Task brief —
Exactly repeat the full listing that follows.

[Collected data]
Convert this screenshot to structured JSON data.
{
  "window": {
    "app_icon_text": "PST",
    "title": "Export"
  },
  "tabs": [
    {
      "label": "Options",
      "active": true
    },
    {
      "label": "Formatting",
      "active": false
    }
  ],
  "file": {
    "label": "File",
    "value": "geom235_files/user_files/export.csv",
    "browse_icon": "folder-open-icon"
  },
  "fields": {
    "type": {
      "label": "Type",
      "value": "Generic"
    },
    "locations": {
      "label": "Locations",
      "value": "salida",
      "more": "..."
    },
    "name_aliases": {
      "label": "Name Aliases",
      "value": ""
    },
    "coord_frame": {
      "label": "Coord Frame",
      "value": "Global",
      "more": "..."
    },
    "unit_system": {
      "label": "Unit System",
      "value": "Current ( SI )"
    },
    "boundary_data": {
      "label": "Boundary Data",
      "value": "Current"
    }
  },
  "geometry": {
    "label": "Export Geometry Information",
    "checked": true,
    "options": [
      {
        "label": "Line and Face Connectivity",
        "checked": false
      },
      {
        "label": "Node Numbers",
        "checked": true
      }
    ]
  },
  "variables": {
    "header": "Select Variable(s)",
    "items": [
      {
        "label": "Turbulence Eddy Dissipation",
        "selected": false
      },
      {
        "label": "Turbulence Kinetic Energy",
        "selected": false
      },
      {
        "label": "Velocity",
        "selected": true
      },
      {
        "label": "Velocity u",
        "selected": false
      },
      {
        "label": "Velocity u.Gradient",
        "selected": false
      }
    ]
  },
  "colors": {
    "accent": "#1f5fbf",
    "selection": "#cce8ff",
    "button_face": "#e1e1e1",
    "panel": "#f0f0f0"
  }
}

Response to this exercise —
Convert this screenshot to structured JSON data.
{
  "window": {
    "app_icon_text": "PST",
    "title": "Export"
  },
  "tabs": [
    {
      "label": "Options",
      "active": true
    },
    {
      "label": "Formatting",
      "active": false
    }
  ],
  "file": {
    "label": "File",
    "value": "geom235_files/user_files/export.csv",
    "browse_icon": "folder-open-icon"
  },
  "fields": {
    "type": {
      "label": "Type",
      "value": "Generic"
    },
    "locations": {
      "label": "Locations",
      "value": "salida",
      "more": "..."
    },
    "name_aliases": {
      "label": "Name Aliases",
      "value": ""
    },
    "coord_frame": {
      "label": "Coord Frame",
      "value": "Global",
      "more": "..."
    },
    "unit_system": {
      "label": "Unit System",
      "value": "Current ( SI )"
    },
    "boundary_data": {
      "label": "Boundary Data",
      "value": "Current"
    }
  },
  "geometry": {
    "label": "Export Geometry Information",
    "checked": true,
    "options": [
      {
        "label": "Line and Face Connectivity",
        "checked": false
      },
      {
        "label": "Node Numbers",
        "checked": true
      }
    ]
  },
  "variables": {
    "header": "Select Variable(s)",
    "items": [
      {
        "label": "Turbulence Eddy Dissipation",
        "selected": false
      },
      {
        "label": "Turbulence Kinetic Energy",
        "selected": false
      },
      {
        "label": "Velocity",
        "selected": true
      },
      {
        "label": "Velocity u",
        "selected": false
      },
      {
        "label": "Velocity u.Gradient",
        "selected": false
      }
    ]
  },
  "colors": {
    "accent": "#1f5fbf",
    "selection": "#cce8ff",
    "button_face": "#e1e1e1",
    "panel": "#f0f0f0"
  }
}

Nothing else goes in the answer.